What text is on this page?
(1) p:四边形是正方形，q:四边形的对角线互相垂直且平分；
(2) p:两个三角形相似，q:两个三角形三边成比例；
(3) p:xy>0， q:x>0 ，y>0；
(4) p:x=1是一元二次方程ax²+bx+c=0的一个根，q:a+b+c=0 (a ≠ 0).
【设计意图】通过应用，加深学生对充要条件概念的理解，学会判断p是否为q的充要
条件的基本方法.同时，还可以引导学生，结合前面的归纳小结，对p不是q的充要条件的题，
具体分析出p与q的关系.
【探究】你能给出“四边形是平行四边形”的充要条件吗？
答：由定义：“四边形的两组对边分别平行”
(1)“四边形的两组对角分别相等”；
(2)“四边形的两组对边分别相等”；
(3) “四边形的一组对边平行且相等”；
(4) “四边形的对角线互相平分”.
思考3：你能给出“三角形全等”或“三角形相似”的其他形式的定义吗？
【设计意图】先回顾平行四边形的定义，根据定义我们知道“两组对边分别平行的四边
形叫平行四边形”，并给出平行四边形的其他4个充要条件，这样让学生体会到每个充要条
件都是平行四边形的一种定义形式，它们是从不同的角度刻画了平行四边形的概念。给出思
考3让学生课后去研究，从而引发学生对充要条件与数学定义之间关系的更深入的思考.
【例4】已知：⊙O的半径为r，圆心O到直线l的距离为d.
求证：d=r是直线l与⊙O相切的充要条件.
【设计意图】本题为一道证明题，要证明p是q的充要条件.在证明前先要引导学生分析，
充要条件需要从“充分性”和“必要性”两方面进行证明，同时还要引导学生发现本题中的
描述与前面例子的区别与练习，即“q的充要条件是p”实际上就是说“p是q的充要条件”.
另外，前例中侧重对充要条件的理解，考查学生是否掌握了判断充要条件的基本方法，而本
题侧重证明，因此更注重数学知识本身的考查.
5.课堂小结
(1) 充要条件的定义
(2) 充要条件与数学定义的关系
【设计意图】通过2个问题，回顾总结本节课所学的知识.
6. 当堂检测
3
------
- [Exercise instructions]: Only the number is wanted: how many lines of the material above include the word "你能给出"?

- [Final result]: 2